--- Begin Source material ---
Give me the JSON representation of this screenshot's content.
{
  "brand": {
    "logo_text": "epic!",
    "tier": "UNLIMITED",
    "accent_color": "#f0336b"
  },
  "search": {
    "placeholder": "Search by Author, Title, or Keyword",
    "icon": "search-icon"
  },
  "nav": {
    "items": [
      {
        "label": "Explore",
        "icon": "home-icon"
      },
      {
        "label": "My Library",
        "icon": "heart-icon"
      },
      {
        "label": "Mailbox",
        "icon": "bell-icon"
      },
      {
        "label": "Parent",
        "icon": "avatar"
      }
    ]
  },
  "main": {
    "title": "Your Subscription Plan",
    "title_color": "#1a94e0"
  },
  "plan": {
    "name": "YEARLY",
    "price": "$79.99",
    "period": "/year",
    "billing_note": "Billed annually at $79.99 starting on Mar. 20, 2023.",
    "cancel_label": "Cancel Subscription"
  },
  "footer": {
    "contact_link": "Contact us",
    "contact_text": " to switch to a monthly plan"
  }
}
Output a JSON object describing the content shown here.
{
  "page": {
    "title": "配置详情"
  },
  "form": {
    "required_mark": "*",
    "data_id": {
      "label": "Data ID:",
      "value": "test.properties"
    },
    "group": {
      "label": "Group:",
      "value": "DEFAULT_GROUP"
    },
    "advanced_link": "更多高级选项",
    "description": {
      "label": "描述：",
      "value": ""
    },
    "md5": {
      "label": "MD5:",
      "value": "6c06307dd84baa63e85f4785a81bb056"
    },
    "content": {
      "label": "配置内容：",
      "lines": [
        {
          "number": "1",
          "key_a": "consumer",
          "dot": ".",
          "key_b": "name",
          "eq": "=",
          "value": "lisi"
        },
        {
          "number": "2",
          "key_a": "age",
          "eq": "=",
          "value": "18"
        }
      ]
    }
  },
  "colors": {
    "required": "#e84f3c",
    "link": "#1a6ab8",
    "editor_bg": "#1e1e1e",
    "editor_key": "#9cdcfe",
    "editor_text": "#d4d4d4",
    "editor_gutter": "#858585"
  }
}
--- End Source material ---
Reproduce the listing in full. Keep it exactly as written.

▸ **Exercise response**:
Give me the JSON representation of this screenshot's content.
{
  "brand": {
    "logo_text": "epic!",
    "tier": "UNLIMITED",
    "accent_color": "#f0336b"
  },
  "search": {
    "placeholder": "Search by Author, Title, or Keyword",
    "icon": "search-icon"
  },
  "nav": {
    "items": [
      {
        "label": "Explore",
        "icon": "home-icon"
      },
      {
        "label": "My Library",
        "icon": "heart-icon"
      },
      {
        "label": "Mailbox",
        "icon": "bell-icon"
      },
      {
        "label": "Parent",
        "icon": "avatar"
      }
    ]
  },
  "main": {
    "title": "Your Subscription Plan",
    "title_color": "#1a94e0"
  },
  "plan": {
    "name": "YEARLY",
    "price": "$79.99",
    "period": "/year",
    "billing_note": "Billed annually at $79.99 starting on Mar. 20, 2023.",
    "cancel_label": "Cancel Subscription"
  },
  "footer": {
    "contact_link": "Contact us",
    "contact_text": " to switch to a monthly plan"
  }
}
Output a JSON object describing the content shown here.
{
  "page": {
    "title": "配置详情"
  },
  "form": {
    "required_mark": "*",
    "data_id": {
      "label": "Data ID:",
      "value": "test.properties"
    },
    "group": {
      "label": "Group:",
      "value": "DEFAULT_GROUP"
    },
    "advanced_link": "更多高级选项",
    "description": {
      "label": "描述：",
      "value": ""
    },
    "md5": {
      "label": "MD5:",
      "value": "6c06307dd84baa63e85f4785a81bb056"
    },
    "content": {
      "label": "配置内容：",
      "lines": [
        {
          "number": "1",
          "key_a": "consumer",
          "dot": ".",
          "key_b": "name",
          "eq": "=",
          "value": "lisi"
        },
        {
          "number": "2",
          "key_a": "age",
          "eq": "=",
          "value": "18"
        }
      ]
    }
  },
  "colors": {
    "required": "#e84f3c",
    "link": "#1a6ab8",
    "editor_bg": "#1e1e1e",
    "editor_key": "#9cdcfe",
    "editor_text": "#d4d4d4",
    "editor_gutter": "#858585"
  }
}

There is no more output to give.